_WORK REQUIRED:_ Each line of the material must be repeated precisely, with the pictures left out.

_INFORMATION SUPPLIED:_
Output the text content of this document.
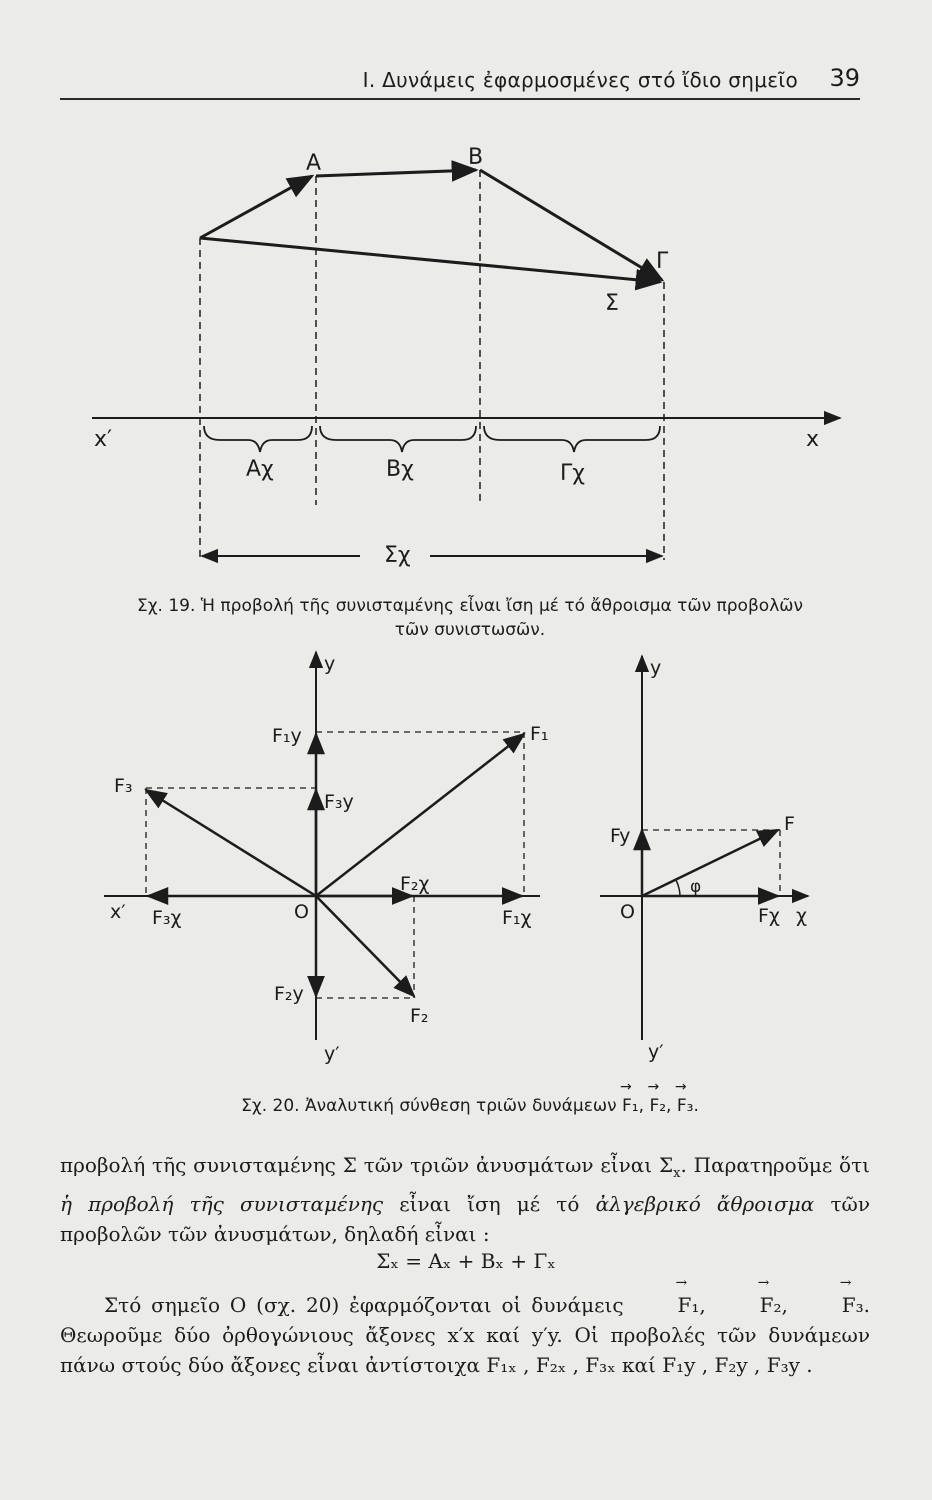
Ι. Δυνάμεις ἐφαρμοσμένες στό ἴδιο σημεῖο 39
Α	Β
Γ
Σ
x′	x
Αχ	Βχ	Γχ
Σχ
y
y′
x′	O
F₁
F₂
F₃
F₁y
F₃y
F₂y
F₂χ
F₁χ
F₃χ
y
y′
O
F
Fy
Fχ χ
φ
Σχ. 19. Ἡ προβολή τῆς συνισταμένης εἶναι ἴση μέ τό ἄθροισμα τῶν προβολῶν τῶν συνιστωσῶν.
Σχ. 20. Ἀναλυτική σύνθεση τριῶν δυνάμεων → F₁, → F₂, → F₃.
προβολή τῆς συνισταμένης Σ τῶν τριῶν ἀνυσμάτων εἶναι $\Sigma_x$. Παρατηροῦμε ὅτι ἡ προβολή τῆς συνισταμένης εἶναι ἴση μέ τό ἀλγεβρικό ἄθροισμα τῶν προβολῶν τῶν ἀνυσμάτων, δηλαδή εἶναι :
Σₓ = Aₓ + Bₓ + Γₓ
Στό σημεῖο O (σχ. 20) ἐφαρμόζονται οἱ δυνάμεις	→ F₁, → F₂, → F₃. Θεωροῦμε δύο ὀρθογώνιους ἄξονες x′x καί y′y. Οἱ προβολές τῶν δυνάμεων πάνω στούς δύο ἄξονες εἶναι ἀντίστοιχα F₁ₓ , F₂ₓ , F₃ₓ καί F₁y , F₂y , F₃y .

_CORRECT OUTPUT:_
Output the text content of this document.
Ι. Δυνάμεις ἐφαρμοσμένες στό ἴδιο σημεῖο 39
Α	Β
Γ
Σ
x′	x
Αχ	Βχ	Γχ
Σχ
y
y′
x′	O
F₁
F₂
F₃
F₁y
F₃y
F₂y
F₂χ
F₁χ
F₃χ
y
y′
O
F
Fy
Fχ χ
φ
Σχ. 19. Ἡ προβολή τῆς συνισταμένης εἶναι ἴση μέ τό ἄθροισμα τῶν προβολῶν τῶν συνιστωσῶν.
Σχ. 20. Ἀναλυτική σύνθεση τριῶν δυνάμεων → F₁, → F₂, → F₃.
προβολή τῆς συνισταμένης Σ τῶν τριῶν ἀνυσμάτων εἶναι $\Sigma_x$. Παρατηροῦμε ὅτι ἡ προβολή τῆς συνισταμένης εἶναι ἴση μέ τό ἀλγεβρικό ἄθροισμα τῶν προβολῶν τῶν ἀνυσμάτων, δηλαδή εἶναι :
Σₓ = Aₓ + Bₓ + Γₓ
Στό σημεῖο O (σχ. 20) ἐφαρμόζονται οἱ δυνάμεις	→ F₁, → F₂, → F₃. Θεωροῦμε δύο ὀρθογώνιους ἄξονες x′x καί y′y. Οἱ προβολές τῶν δυνάμεων πάνω στούς δύο ἄξονες εἶναι ἀντίστοιχα F₁ₓ , F₂ₓ , F₃ₓ καί F₁y , F₂y , F₃y .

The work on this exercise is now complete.